Rarement, des maires ont fait usage de leurs compétences d’officier de police judiciaire (OPJ). Ce ne fut pas toujours très heureux, faute pour eux, de maîtriser la procédure pénale. Mais que les maires recourent à ces compétences ou non, à notre connaissance, aucun procureur de la République ne s’est avisé de donner des instructions à un maire en sa qualité d’OPJ, de contrôler son action de maire en tant que chef des fonctionnaires ayant la qualité des agents de police judiciaire en vertu de l’article 21 du code de procédure pénale (policiers municipaux et gardes champêtres). De la même façon, il ne semble pas que juges d’instruction aient pu délivrer des commissions rogatoires à l’attention d’un maire, pris en sa qualité d’OPJ. On peut rappeler que le maire est aussi un officier de l’état-civil et qu’à ce titre il reçoit régulièrement des instructions de faire, ou de ne pas faire, du procureur de la République ; ce qui, à de rares exceptions (comme le contentieux des mariages des étrangers en situation irrégulière) n’a guère donné lieu à difficultés dans les relations maire-procureur.

Dans sa décision du 20 mai 2021[xi], le juge constitutionnel s’est référé à l’article 66 de la Constitution qui fait de l’autorité judiciaire la gardienne de la liberté individuelle. Il a rappelé qu’il découle de cet article que la police judiciaire doit toujours être placée sous le contrôle et la direction de l’autorité judiciaire. Selon lui, « cette exigence ne serait pas respectée si des pouvoirs généraux d’enquête criminelle ou délictuelle étaient confiés à des agents qui, relevant des autorités communales, ne sont pas mis à la disposition d’officiers de police judiciaire ou de personnes présentant des garanties équivalentes ».

Certes, le législateur a prévu que le procureur de la République se voit adresser « sans délai » les rapports et procès-verbaux établis par les agents de police municipale et les gardes champêtres, par l’intermédiaire des directeurs de police municipale et chefs de service de police municipale. Mais selon le Conseil constitutionnel, ce même législateur « n’a pas assuré un contrôle direct et effectif du procureur de la République sur les directeurs de police municipale et chefs de service de police municipale. Notamment (…) ne sont pas prévues la possibilité pour le procureur de la République d’adresser des instructions [à ces derniers], l’obligation pour ceux-ci de le tenir informé sans délai des infractions dont ils ont connaissance, l’association de l’autorité judiciaire aux enquêtes administratives relatives à leur comportement, ainsi que leur notation par le procureur général ». Par ailleurs, « si les directeurs et les chefs de service de police municipale doivent, pour être habilités à exercer leurs missions de police judiciaire, suivre une formation et satisfaire à un examen technique selon des modalités déterminées par décret en Conseil d’État, il n’est pas prévu qu’ils présentent des garanties équivalentes à celles exigées pour avoir la qualité d’officier de police judiciaire ». L’évolution vers plus de compétences suppose donc une évolution de la formation initiale et continue des chefs de service de police municipale afin de pouvoir obtenir l’habilitation d’officier de police judiciaire.

Consignes: Dans le texte sur la police judiciaire et les autorités communales, à quel article de la Constitution le juge constitutionnel se réfère-t-il dans sa décision du 20 mai 2021 ?

Éléments du jeu de données
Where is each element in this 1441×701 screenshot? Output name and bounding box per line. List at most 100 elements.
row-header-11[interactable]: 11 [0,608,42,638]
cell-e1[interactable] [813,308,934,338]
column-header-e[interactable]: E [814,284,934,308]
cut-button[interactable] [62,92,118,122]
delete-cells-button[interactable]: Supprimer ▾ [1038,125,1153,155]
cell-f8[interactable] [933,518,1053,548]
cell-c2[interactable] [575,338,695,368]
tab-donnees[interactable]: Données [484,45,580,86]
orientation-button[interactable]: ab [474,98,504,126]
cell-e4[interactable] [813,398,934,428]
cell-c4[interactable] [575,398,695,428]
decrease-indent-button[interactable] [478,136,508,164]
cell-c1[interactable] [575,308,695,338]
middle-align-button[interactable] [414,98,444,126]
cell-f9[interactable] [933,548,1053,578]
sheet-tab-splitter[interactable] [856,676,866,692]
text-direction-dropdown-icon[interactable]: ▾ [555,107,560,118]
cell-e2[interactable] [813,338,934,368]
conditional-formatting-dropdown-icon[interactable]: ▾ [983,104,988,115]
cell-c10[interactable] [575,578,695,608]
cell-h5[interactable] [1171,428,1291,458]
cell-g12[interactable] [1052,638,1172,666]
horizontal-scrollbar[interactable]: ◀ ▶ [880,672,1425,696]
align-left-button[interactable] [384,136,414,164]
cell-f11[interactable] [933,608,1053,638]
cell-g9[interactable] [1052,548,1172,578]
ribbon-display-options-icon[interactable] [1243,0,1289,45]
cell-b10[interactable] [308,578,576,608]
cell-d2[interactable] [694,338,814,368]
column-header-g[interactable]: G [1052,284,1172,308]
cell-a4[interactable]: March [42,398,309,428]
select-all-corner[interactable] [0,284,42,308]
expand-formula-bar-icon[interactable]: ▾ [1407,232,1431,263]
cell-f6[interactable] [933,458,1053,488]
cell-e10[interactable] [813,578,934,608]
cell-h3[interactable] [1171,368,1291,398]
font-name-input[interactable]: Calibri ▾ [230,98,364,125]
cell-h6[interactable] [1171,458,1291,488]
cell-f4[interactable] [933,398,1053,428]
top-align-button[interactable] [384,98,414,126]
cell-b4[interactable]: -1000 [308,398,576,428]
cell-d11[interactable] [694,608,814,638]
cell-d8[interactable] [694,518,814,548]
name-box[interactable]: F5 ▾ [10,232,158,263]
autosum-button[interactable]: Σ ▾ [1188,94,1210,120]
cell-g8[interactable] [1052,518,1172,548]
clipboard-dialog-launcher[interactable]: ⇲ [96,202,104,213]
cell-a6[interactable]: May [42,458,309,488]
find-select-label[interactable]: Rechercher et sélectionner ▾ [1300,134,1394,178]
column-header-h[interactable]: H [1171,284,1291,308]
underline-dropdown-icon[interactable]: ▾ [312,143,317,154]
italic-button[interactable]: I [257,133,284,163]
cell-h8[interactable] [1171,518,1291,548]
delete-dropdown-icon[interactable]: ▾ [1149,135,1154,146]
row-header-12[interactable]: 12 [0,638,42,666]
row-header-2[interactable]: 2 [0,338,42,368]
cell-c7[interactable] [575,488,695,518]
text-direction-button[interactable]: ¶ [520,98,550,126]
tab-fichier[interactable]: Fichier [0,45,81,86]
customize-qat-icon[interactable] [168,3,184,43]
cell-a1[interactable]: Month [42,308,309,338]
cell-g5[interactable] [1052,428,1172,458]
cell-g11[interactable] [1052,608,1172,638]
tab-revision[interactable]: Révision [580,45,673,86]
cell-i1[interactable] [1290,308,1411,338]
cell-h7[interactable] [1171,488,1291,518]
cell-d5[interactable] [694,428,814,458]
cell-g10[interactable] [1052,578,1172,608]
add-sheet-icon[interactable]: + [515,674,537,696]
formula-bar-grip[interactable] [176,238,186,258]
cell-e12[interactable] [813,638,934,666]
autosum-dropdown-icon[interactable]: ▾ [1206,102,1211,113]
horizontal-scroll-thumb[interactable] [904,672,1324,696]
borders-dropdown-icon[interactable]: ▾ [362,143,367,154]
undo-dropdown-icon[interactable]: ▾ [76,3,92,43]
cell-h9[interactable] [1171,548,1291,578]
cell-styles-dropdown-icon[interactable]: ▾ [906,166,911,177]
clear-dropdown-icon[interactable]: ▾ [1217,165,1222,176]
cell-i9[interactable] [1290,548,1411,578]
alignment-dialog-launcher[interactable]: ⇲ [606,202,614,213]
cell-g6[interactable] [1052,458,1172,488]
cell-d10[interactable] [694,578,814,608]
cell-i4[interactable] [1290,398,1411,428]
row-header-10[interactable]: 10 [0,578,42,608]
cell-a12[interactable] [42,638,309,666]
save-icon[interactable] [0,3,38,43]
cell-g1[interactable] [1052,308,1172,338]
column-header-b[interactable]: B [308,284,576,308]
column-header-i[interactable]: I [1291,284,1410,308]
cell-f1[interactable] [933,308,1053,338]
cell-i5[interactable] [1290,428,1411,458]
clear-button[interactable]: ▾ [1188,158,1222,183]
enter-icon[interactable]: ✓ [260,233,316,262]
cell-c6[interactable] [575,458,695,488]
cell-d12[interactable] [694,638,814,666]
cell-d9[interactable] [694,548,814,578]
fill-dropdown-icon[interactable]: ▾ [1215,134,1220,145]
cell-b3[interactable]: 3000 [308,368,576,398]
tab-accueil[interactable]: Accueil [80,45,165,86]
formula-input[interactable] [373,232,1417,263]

Réponse rédigée: À l'article 66 de la Constitution, qui fait de l'autorité judiciaire la gardienne de la liberté individuelle.